==== INPUT FOR THIS TASK ====

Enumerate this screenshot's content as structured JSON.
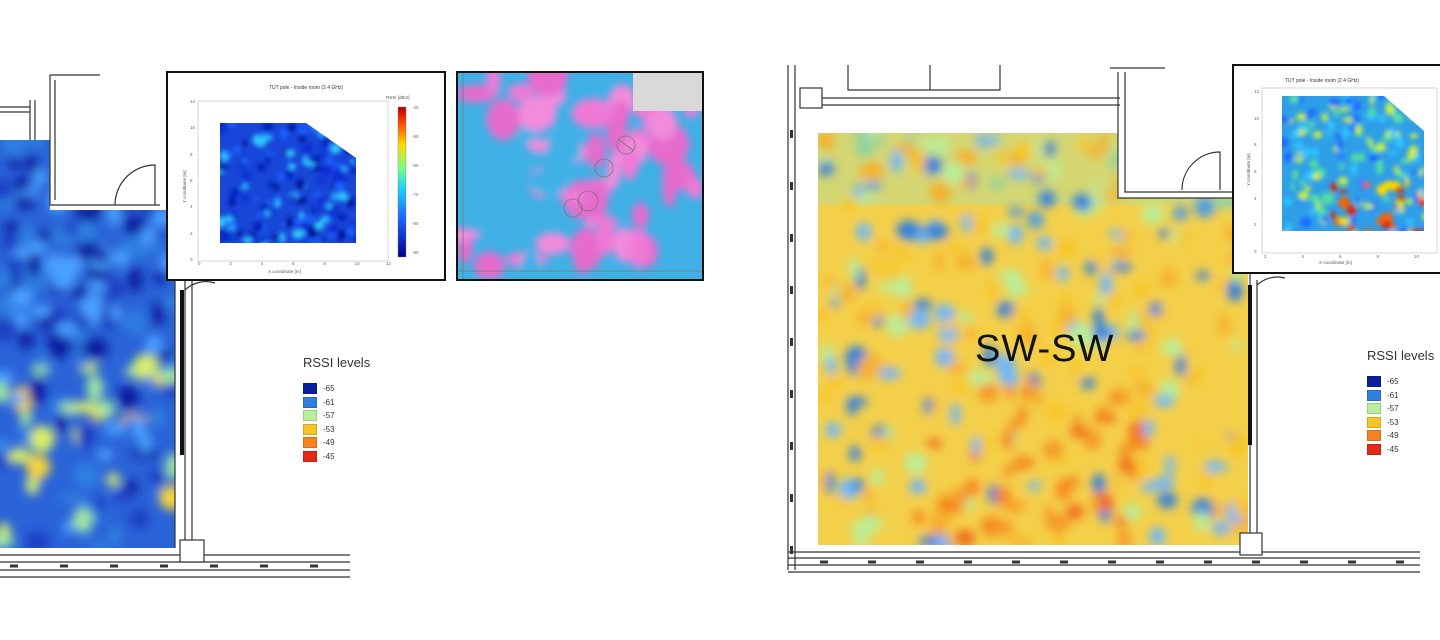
{
  "legend": {
    "title": "RSSI levels",
    "items": [
      {
        "label": "-65",
        "color": "#0a1f9e"
      },
      {
        "label": "-61",
        "color": "#2f7fe0"
      },
      {
        "label": "-57",
        "color": "#b9ee9a"
      },
      {
        "label": "-53",
        "color": "#f7c52a"
      },
      {
        "label": "-49",
        "color": "#f5841c"
      },
      {
        "label": "-45",
        "color": "#e32a18"
      }
    ]
  },
  "left_panel": {
    "inset_chart": {
      "title": "TUT pole - Inside room (2.4 GHz)",
      "xlabel": "X coordinate [m]",
      "ylabel": "Y coordinate [m]",
      "colorbar_label": "RSSI [dBm]",
      "x_ticks": [
        "0",
        "2",
        "4",
        "6",
        "8",
        "10",
        "12"
      ],
      "y_ticks": [
        "0",
        "2",
        "4",
        "6",
        "8",
        "10",
        "12"
      ],
      "colorbar_ticks": [
        "-40",
        "-50",
        "-60",
        "-70",
        "-80",
        "-90"
      ]
    },
    "heatmap_level": 0.2
  },
  "right_panel": {
    "overlay_label": "SW-SW",
    "inset_chart": {
      "title": "TUT pole - Inside room (2.4 GHz)",
      "xlabel": "X coordinate [m]",
      "ylabel": "Y coordinate [m]",
      "x_ticks": [
        "2",
        "4",
        "6",
        "8",
        "10"
      ],
      "y_ticks": [
        "0",
        "2",
        "4",
        "6",
        "8",
        "10",
        "12"
      ]
    },
    "heatmap_level": 0.62
  }
}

====

[WHAT IS EXPECTED] Which lines hold the string "RSSI"? Copy all of them from the data above.

[ANSWER FOR THE TASK]
    "title": "RSSI levels",
      "colorbar_label": "RSSI [dBm]",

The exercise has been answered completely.